Extracted records:
(begin)

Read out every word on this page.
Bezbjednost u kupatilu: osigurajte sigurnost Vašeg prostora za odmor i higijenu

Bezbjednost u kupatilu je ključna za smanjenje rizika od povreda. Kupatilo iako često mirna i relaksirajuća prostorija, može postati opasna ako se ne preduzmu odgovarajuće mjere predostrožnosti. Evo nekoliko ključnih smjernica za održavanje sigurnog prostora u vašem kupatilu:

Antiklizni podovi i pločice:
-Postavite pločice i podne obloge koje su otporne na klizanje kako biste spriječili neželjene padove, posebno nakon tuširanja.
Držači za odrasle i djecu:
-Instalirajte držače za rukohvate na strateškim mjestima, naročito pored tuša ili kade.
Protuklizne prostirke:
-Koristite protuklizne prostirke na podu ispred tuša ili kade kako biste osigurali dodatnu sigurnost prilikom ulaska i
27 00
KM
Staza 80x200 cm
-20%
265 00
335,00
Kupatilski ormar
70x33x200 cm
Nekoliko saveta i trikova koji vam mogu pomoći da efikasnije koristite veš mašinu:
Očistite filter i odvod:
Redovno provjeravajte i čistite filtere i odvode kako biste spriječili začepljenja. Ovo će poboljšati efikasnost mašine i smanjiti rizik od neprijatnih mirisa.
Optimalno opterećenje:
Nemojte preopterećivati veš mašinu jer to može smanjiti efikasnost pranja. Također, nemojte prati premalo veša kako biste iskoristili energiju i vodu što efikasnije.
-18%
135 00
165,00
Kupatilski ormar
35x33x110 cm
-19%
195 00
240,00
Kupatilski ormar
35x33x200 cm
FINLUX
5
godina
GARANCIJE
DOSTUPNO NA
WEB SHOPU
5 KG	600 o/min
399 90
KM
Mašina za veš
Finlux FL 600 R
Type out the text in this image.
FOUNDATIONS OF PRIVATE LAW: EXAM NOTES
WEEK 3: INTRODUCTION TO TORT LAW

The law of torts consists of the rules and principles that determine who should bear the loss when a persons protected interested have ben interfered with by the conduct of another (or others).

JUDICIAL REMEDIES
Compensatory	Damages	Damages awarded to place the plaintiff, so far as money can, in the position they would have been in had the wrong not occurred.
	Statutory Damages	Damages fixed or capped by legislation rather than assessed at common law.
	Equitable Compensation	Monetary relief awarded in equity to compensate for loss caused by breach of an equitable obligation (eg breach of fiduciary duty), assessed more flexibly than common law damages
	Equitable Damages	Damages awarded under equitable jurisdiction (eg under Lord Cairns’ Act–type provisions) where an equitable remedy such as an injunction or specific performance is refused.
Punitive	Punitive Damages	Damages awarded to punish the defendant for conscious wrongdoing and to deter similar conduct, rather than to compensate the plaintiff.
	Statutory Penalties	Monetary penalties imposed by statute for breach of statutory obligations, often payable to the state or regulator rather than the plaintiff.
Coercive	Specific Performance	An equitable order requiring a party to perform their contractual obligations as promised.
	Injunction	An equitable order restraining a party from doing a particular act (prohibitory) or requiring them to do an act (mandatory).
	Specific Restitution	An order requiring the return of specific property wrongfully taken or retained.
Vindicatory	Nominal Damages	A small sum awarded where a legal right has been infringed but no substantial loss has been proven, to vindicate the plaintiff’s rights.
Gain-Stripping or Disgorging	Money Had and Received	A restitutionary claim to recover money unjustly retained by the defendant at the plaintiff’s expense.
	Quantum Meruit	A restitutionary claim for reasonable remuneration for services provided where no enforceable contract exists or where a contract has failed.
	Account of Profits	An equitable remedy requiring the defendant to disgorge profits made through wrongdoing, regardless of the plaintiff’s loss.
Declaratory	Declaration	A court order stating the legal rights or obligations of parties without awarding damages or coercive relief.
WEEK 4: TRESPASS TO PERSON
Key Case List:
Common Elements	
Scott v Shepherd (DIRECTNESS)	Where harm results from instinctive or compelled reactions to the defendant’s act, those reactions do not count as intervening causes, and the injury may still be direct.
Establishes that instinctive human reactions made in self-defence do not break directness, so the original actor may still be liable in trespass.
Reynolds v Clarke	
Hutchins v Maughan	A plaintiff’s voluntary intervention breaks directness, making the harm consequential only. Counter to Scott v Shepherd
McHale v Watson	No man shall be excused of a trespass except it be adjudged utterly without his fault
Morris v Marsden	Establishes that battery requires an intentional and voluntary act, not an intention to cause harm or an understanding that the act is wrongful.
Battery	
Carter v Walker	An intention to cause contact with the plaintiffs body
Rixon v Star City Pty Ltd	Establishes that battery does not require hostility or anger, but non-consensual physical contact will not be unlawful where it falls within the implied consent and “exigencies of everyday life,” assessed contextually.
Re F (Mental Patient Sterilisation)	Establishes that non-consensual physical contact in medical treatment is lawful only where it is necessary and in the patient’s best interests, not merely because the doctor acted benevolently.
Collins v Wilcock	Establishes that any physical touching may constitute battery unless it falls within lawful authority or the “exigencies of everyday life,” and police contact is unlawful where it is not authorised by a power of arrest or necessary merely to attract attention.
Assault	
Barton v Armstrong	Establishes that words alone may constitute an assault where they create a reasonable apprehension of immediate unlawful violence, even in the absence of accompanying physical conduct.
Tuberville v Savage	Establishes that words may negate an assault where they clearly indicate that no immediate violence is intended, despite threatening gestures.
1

(end)

Leave out every line without the string "sigurnost" and copy the rest.

Bezbjednost u kupatilu: osigurajte sigurnost Vašeg prostora za odmor i higijenu
-Koristite protuklizne prostirke na podu ispred tuša ili kade kako biste osigurali dodatnu sigurnost prilikom ulaska i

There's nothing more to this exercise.